> SUPPLIED ENTRIES
^^^^^^^^
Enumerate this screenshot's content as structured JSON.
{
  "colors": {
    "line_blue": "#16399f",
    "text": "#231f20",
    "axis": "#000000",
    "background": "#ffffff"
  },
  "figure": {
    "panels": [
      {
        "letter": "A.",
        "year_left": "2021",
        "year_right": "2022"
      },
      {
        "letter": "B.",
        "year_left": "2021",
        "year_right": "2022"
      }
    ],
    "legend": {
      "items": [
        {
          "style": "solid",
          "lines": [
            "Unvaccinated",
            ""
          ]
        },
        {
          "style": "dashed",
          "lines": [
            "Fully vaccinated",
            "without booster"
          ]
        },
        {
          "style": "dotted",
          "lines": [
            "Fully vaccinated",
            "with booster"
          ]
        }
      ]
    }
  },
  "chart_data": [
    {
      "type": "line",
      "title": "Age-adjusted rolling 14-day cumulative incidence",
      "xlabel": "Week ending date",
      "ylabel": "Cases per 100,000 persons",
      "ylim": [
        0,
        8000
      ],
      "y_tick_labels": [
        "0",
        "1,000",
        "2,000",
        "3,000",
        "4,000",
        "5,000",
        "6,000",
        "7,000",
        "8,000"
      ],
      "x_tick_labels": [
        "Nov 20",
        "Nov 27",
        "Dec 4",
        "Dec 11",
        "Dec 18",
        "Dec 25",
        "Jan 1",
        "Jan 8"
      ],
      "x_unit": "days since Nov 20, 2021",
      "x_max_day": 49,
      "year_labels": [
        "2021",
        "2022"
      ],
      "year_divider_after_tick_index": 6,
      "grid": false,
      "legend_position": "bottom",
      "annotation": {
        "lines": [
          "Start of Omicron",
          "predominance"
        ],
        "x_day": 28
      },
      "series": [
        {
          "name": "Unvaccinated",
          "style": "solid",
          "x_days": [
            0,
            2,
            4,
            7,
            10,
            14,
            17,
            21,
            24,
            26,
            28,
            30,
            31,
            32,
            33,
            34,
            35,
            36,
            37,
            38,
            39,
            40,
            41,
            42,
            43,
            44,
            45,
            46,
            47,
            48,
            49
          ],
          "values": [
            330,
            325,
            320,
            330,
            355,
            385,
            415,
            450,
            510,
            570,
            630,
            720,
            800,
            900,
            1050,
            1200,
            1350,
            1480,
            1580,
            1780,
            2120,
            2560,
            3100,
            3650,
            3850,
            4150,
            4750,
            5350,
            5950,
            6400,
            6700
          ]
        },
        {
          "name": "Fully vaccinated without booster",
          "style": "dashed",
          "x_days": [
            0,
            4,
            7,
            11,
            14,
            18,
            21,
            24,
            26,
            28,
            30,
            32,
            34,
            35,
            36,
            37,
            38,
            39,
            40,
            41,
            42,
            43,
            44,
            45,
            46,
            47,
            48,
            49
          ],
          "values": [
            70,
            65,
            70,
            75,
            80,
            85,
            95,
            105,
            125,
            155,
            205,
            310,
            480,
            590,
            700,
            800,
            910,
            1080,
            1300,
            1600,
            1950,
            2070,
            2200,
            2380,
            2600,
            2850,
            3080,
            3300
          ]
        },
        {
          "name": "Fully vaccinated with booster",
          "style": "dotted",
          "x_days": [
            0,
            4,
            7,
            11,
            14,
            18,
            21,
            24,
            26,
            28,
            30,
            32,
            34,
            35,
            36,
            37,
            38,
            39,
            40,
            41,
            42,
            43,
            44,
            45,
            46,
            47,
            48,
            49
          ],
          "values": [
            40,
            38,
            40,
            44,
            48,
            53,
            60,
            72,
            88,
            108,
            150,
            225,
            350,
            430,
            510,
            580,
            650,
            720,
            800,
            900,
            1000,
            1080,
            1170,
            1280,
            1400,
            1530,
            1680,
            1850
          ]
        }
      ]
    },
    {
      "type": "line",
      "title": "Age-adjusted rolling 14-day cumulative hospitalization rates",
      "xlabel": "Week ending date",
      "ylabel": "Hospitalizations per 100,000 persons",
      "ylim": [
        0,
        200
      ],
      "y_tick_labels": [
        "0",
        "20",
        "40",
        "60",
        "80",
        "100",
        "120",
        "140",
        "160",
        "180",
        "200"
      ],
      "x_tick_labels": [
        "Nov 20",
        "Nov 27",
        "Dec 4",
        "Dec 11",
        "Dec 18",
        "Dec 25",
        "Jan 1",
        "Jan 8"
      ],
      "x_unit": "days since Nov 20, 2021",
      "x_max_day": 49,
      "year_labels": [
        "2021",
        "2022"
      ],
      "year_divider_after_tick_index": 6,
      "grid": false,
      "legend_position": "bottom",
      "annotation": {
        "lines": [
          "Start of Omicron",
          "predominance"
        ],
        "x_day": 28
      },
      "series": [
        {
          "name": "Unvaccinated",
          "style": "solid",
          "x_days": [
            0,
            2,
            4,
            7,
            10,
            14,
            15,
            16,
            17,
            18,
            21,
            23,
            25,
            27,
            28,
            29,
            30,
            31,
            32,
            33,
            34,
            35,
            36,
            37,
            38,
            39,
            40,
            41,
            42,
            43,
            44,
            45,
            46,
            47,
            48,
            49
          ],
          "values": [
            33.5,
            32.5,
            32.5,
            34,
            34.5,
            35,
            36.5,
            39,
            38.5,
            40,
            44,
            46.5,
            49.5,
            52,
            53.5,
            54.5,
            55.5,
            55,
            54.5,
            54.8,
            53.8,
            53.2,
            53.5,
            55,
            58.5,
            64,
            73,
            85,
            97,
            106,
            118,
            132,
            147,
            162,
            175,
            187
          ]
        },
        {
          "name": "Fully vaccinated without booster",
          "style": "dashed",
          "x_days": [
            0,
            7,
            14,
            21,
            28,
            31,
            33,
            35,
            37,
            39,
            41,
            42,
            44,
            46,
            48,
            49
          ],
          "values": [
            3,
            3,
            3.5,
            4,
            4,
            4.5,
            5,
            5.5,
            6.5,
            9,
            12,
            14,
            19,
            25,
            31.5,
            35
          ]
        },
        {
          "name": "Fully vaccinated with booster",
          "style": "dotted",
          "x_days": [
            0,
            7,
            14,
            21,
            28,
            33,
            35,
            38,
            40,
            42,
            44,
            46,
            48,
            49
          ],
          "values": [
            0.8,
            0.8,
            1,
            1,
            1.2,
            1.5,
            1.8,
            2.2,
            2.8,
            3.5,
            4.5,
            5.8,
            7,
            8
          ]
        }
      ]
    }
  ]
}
^^^^^^^^
> GOAL
Go through the records and show every line with the string "adjusted" in it.

> IN RESPONSE
      "title": "Age-adjusted rolling 14-day cumulative incidence",
      "title": "Age-adjusted rolling 14-day cumulative hospitalization rates",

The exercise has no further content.